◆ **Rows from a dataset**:
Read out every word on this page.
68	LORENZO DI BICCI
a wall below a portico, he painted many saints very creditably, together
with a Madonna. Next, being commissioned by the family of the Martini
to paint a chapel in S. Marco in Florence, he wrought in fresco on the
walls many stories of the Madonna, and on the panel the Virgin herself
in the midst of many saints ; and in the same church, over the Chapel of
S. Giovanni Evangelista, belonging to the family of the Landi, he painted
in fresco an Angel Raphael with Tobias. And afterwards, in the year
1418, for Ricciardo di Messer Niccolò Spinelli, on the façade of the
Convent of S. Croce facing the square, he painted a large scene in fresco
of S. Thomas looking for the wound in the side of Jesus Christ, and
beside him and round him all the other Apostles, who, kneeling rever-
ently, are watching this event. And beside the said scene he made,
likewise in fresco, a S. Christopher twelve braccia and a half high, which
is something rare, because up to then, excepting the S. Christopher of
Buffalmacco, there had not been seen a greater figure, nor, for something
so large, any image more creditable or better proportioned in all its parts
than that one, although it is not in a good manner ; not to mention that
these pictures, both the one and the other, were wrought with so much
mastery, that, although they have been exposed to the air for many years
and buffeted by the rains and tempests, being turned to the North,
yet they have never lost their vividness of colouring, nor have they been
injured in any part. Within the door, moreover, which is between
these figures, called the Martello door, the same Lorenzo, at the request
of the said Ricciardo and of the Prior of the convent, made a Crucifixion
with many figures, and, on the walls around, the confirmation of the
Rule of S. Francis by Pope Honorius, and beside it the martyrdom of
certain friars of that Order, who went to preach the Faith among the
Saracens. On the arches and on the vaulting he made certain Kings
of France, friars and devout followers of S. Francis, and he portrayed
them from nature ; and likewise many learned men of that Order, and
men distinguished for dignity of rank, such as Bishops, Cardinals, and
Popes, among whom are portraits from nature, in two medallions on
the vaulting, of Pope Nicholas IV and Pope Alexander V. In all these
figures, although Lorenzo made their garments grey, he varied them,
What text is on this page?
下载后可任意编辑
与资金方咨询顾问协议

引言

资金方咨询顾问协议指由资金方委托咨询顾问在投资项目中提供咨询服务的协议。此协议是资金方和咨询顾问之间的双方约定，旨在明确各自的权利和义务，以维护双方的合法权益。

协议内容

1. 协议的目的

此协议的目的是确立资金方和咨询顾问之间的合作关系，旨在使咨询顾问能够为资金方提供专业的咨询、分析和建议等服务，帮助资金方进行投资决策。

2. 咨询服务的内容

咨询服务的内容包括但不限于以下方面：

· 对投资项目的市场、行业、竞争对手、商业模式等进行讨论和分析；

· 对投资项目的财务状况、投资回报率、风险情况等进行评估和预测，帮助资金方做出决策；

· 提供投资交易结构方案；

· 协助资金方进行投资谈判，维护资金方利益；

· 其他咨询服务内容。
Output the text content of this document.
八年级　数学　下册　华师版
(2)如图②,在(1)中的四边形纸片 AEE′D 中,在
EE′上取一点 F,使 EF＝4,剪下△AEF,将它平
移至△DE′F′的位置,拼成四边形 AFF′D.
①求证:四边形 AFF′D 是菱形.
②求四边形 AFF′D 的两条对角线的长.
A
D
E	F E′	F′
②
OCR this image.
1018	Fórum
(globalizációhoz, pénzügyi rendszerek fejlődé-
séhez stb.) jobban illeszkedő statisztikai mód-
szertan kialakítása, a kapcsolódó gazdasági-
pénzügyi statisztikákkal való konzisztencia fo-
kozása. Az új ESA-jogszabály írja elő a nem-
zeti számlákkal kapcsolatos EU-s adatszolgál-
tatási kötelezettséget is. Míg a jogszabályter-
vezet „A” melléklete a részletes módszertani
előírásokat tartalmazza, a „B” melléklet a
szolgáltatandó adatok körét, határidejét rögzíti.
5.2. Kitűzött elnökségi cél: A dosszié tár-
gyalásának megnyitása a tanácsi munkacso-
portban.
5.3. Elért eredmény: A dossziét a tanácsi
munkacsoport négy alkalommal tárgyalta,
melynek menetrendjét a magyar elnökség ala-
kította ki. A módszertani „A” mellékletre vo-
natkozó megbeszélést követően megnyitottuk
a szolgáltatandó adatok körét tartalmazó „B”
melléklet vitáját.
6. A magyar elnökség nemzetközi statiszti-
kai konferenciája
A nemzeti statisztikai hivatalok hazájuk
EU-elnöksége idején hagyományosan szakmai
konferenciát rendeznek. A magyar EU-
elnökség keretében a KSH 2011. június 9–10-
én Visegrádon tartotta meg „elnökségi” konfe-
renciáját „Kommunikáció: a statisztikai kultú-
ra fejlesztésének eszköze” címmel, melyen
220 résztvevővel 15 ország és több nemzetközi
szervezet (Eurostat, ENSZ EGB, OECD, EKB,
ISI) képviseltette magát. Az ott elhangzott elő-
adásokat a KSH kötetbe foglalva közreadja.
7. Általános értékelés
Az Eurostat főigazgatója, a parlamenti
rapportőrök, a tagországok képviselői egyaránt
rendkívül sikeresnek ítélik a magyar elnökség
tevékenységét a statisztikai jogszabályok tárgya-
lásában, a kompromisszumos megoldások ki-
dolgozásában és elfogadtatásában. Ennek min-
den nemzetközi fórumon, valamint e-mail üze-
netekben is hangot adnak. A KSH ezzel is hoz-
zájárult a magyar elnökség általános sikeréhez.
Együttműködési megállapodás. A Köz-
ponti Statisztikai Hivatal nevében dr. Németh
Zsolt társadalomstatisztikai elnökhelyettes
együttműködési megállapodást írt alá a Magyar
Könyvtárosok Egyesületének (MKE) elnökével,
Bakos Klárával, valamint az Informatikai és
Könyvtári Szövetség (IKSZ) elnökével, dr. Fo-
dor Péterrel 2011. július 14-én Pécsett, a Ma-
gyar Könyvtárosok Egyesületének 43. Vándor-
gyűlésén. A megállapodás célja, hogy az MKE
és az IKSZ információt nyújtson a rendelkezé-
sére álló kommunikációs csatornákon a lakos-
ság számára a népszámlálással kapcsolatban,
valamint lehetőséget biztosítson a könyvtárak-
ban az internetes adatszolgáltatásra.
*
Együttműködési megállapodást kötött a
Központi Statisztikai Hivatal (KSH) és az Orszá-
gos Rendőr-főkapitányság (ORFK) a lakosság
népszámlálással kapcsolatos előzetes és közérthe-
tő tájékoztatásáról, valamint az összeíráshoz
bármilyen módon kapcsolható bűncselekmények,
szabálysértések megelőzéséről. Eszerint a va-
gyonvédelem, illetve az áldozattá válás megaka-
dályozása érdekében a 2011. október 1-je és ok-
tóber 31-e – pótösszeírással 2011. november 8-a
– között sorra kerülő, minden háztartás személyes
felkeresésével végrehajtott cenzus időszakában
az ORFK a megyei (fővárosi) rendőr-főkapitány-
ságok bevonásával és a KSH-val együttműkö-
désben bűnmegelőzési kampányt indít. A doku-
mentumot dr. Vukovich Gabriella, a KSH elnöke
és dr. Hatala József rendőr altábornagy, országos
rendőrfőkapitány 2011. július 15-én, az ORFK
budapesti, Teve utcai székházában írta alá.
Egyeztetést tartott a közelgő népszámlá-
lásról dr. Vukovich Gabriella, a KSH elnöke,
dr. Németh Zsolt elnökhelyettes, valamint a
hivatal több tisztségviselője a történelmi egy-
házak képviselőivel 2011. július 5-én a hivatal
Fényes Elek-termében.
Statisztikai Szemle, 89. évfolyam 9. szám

◆ **EXERCISE DETAILS**:
Extract all lines as given.

◆ **WORKED ANSWER**:
Read out every word on this page.
68	LORENZO DI BICCI
a wall below a portico, he painted many saints very creditably, together
with a Madonna. Next, being commissioned by the family of the Martini
to paint a chapel in S. Marco in Florence, he wrought in fresco on the
walls many stories of the Madonna, and on the panel the Virgin herself
in the midst of many saints ; and in the same church, over the Chapel of
S. Giovanni Evangelista, belonging to the family of the Landi, he painted
in fresco an Angel Raphael with Tobias. And afterwards, in the year
1418, for Ricciardo di Messer Niccolò Spinelli, on the façade of the
Convent of S. Croce facing the square, he painted a large scene in fresco
of S. Thomas looking for the wound in the side of Jesus Christ, and
beside him and round him all the other Apostles, who, kneeling rever-
ently, are watching this event. And beside the said scene he made,
likewise in fresco, a S. Christopher twelve braccia and a half high, which
is something rare, because up to then, excepting the S. Christopher of
Buffalmacco, there had not been seen a greater figure, nor, for something
so large, any image more creditable or better proportioned in all its parts
than that one, although it is not in a good manner ; not to mention that
these pictures, both the one and the other, were wrought with so much
mastery, that, although they have been exposed to the air for many years
and buffeted by the rains and tempests, being turned to the North,
yet they have never lost their vividness of colouring, nor have they been
injured in any part. Within the door, moreover, which is between
these figures, called the Martello door, the same Lorenzo, at the request
of the said Ricciardo and of the Prior of the convent, made a Crucifixion
with many figures, and, on the walls around, the confirmation of the
Rule of S. Francis by Pope Honorius, and beside it the martyrdom of
certain friars of that Order, who went to preach the Faith among the
Saracens. On the arches and on the vaulting he made certain Kings
of France, friars and devout followers of S. Francis, and he portrayed
them from nature ; and likewise many learned men of that Order, and
men distinguished for dignity of rank, such as Bishops, Cardinals, and
Popes, among whom are portraits from nature, in two medallions on
the vaulting, of Pope Nicholas IV and Pope Alexander V. In all these
figures, although Lorenzo made their garments grey, he varied them,
What text is on this page?
下载后可任意编辑
与资金方咨询顾问协议

引言

资金方咨询顾问协议指由资金方委托咨询顾问在投资项目中提供咨询服务的协议。此协议是资金方和咨询顾问之间的双方约定，旨在明确各自的权利和义务，以维护双方的合法权益。

协议内容

1. 协议的目的

此协议的目的是确立资金方和咨询顾问之间的合作关系，旨在使咨询顾问能够为资金方提供专业的咨询、分析和建议等服务，帮助资金方进行投资决策。

2. 咨询服务的内容

咨询服务的内容包括但不限于以下方面：

· 对投资项目的市场、行业、竞争对手、商业模式等进行讨论和分析；

· 对投资项目的财务状况、投资回报率、风险情况等进行评估和预测，帮助资金方做出决策；

· 提供投资交易结构方案；

· 协助资金方进行投资谈判，维护资金方利益；

· 其他咨询服务内容。
Output the text content of this document.
八年级　数学　下册　华师版
(2)如图②,在(1)中的四边形纸片 AEE′D 中,在
EE′上取一点 F,使 EF＝4,剪下△AEF,将它平
移至△DE′F′的位置,拼成四边形 AFF′D.
①求证:四边形 AFF′D 是菱形.
②求四边形 AFF′D 的两条对角线的长.
A
D
E	F E′	F′
②
OCR this image.
1018	Fórum
(globalizációhoz, pénzügyi rendszerek fejlődé-
séhez stb.) jobban illeszkedő statisztikai mód-
szertan kialakítása, a kapcsolódó gazdasági-
pénzügyi statisztikákkal való konzisztencia fo-
kozása. Az új ESA-jogszabály írja elő a nem-
zeti számlákkal kapcsolatos EU-s adatszolgál-
tatási kötelezettséget is. Míg a jogszabályter-
vezet „A” melléklete a részletes módszertani
előírásokat tartalmazza, a „B” melléklet a
szolgáltatandó adatok körét, határidejét rögzíti.
5.2. Kitűzött elnökségi cél: A dosszié tár-
gyalásának megnyitása a tanácsi munkacso-
portban.
5.3. Elért eredmény: A dossziét a tanácsi
munkacsoport négy alkalommal tárgyalta,
melynek menetrendjét a magyar elnökség ala-
kította ki. A módszertani „A” mellékletre vo-
natkozó megbeszélést követően megnyitottuk
a szolgáltatandó adatok körét tartalmazó „B”
melléklet vitáját.
6. A magyar elnökség nemzetközi statiszti-
kai konferenciája
A nemzeti statisztikai hivatalok hazájuk
EU-elnöksége idején hagyományosan szakmai
konferenciát rendeznek. A magyar EU-
elnökség keretében a KSH 2011. június 9–10-
én Visegrádon tartotta meg „elnökségi” konfe-
renciáját „Kommunikáció: a statisztikai kultú-
ra fejlesztésének eszköze” címmel, melyen
220 résztvevővel 15 ország és több nemzetközi
szervezet (Eurostat, ENSZ EGB, OECD, EKB,
ISI) képviseltette magát. Az ott elhangzott elő-
adásokat a KSH kötetbe foglalva közreadja.
7. Általános értékelés
Az Eurostat főigazgatója, a parlamenti
rapportőrök, a tagországok képviselői egyaránt
rendkívül sikeresnek ítélik a magyar elnökség
tevékenységét a statisztikai jogszabályok tárgya-
lásában, a kompromisszumos megoldások ki-
dolgozásában és elfogadtatásában. Ennek min-
den nemzetközi fórumon, valamint e-mail üze-
netekben is hangot adnak. A KSH ezzel is hoz-
zájárult a magyar elnökség általános sikeréhez.
Együttműködési megállapodás. A Köz-
ponti Statisztikai Hivatal nevében dr. Németh
Zsolt társadalomstatisztikai elnökhelyettes
együttműködési megállapodást írt alá a Magyar
Könyvtárosok Egyesületének (MKE) elnökével,
Bakos Klárával, valamint az Informatikai és
Könyvtári Szövetség (IKSZ) elnökével, dr. Fo-
dor Péterrel 2011. július 14-én Pécsett, a Ma-
gyar Könyvtárosok Egyesületének 43. Vándor-
gyűlésén. A megállapodás célja, hogy az MKE
és az IKSZ információt nyújtson a rendelkezé-
sére álló kommunikációs csatornákon a lakos-
ság számára a népszámlálással kapcsolatban,
valamint lehetőséget biztosítson a könyvtárak-
ban az internetes adatszolgáltatásra.
*
Együttműködési megállapodást kötött a
Központi Statisztikai Hivatal (KSH) és az Orszá-
gos Rendőr-főkapitányság (ORFK) a lakosság
népszámlálással kapcsolatos előzetes és közérthe-
tő tájékoztatásáról, valamint az összeíráshoz
bármilyen módon kapcsolható bűncselekmények,
szabálysértések megelőzéséről. Eszerint a va-
gyonvédelem, illetve az áldozattá válás megaka-
dályozása érdekében a 2011. október 1-je és ok-
tóber 31-e – pótösszeírással 2011. november 8-a
– között sorra kerülő, minden háztartás személyes
felkeresésével végrehajtott cenzus időszakában
az ORFK a megyei (fővárosi) rendőr-főkapitány-
ságok bevonásával és a KSH-val együttműkö-
désben bűnmegelőzési kampányt indít. A doku-
mentumot dr. Vukovich Gabriella, a KSH elnöke
és dr. Hatala József rendőr altábornagy, országos
rendőrfőkapitány 2011. július 15-én, az ORFK
budapesti, Teve utcai székházában írta alá.
Egyeztetést tartott a közelgő népszámlá-
lásról dr. Vukovich Gabriella, a KSH elnöke,
dr. Németh Zsolt elnökhelyettes, valamint a
hivatal több tisztségviselője a történelmi egy-
házak képviselőivel 2011. július 5-én a hivatal
Fényes Elek-termében.
Statisztikai Szemle, 89. évfolyam 9. szám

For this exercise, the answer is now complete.